*GIVEN TASK:* Without omitting anything, return the records precisely as given.

*RECORDS FOR THE TASK:*
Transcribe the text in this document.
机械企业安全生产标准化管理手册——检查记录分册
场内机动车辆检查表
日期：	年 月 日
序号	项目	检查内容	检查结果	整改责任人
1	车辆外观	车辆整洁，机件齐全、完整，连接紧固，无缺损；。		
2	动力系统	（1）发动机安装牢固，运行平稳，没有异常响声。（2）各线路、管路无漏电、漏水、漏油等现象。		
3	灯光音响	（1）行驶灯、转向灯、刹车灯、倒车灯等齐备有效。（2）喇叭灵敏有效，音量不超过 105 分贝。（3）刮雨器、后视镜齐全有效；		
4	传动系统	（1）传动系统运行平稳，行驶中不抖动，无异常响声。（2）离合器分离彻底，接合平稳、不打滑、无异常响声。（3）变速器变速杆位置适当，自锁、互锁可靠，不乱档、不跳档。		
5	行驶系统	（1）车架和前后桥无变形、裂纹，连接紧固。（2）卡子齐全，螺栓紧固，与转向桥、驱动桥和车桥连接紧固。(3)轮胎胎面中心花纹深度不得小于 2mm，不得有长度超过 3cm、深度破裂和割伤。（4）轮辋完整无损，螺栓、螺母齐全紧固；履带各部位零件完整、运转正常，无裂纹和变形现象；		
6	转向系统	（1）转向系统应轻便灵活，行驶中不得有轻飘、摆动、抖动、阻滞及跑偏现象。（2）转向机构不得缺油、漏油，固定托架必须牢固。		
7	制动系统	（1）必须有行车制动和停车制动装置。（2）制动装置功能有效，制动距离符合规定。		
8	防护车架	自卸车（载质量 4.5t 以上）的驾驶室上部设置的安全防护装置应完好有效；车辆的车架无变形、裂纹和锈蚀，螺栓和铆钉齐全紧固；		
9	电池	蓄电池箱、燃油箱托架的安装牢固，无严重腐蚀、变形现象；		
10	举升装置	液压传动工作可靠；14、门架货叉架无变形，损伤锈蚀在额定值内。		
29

*THE COMPLETED TASK:*
Transcribe the text in this document.
机械企业安全生产标准化管理手册——检查记录分册
场内机动车辆检查表
日期：	年 月 日
序号	项目	检查内容	检查结果	整改责任人
1	车辆外观	车辆整洁，机件齐全、完整，连接紧固，无缺损；。		
2	动力系统	（1）发动机安装牢固，运行平稳，没有异常响声。（2）各线路、管路无漏电、漏水、漏油等现象。		
3	灯光音响	（1）行驶灯、转向灯、刹车灯、倒车灯等齐备有效。（2）喇叭灵敏有效，音量不超过 105 分贝。（3）刮雨器、后视镜齐全有效；		
4	传动系统	（1）传动系统运行平稳，行驶中不抖动，无异常响声。（2）离合器分离彻底，接合平稳、不打滑、无异常响声。（3）变速器变速杆位置适当，自锁、互锁可靠，不乱档、不跳档。		
5	行驶系统	（1）车架和前后桥无变形、裂纹，连接紧固。（2）卡子齐全，螺栓紧固，与转向桥、驱动桥和车桥连接紧固。(3)轮胎胎面中心花纹深度不得小于 2mm，不得有长度超过 3cm、深度破裂和割伤。（4）轮辋完整无损，螺栓、螺母齐全紧固；履带各部位零件完整、运转正常，无裂纹和变形现象；		
6	转向系统	（1）转向系统应轻便灵活，行驶中不得有轻飘、摆动、抖动、阻滞及跑偏现象。（2）转向机构不得缺油、漏油，固定托架必须牢固。		
7	制动系统	（1）必须有行车制动和停车制动装置。（2）制动装置功能有效，制动距离符合规定。		
8	防护车架	自卸车（载质量 4.5t 以上）的驾驶室上部设置的安全防护装置应完好有效；车辆的车架无变形、裂纹和锈蚀，螺栓和铆钉齐全紧固；		
9	电池	蓄电池箱、燃油箱托架的安装牢固，无严重腐蚀、变形现象；		
10	举升装置	液压传动工作可靠；14、门架货叉架无变形，损伤锈蚀在额定值内。		
29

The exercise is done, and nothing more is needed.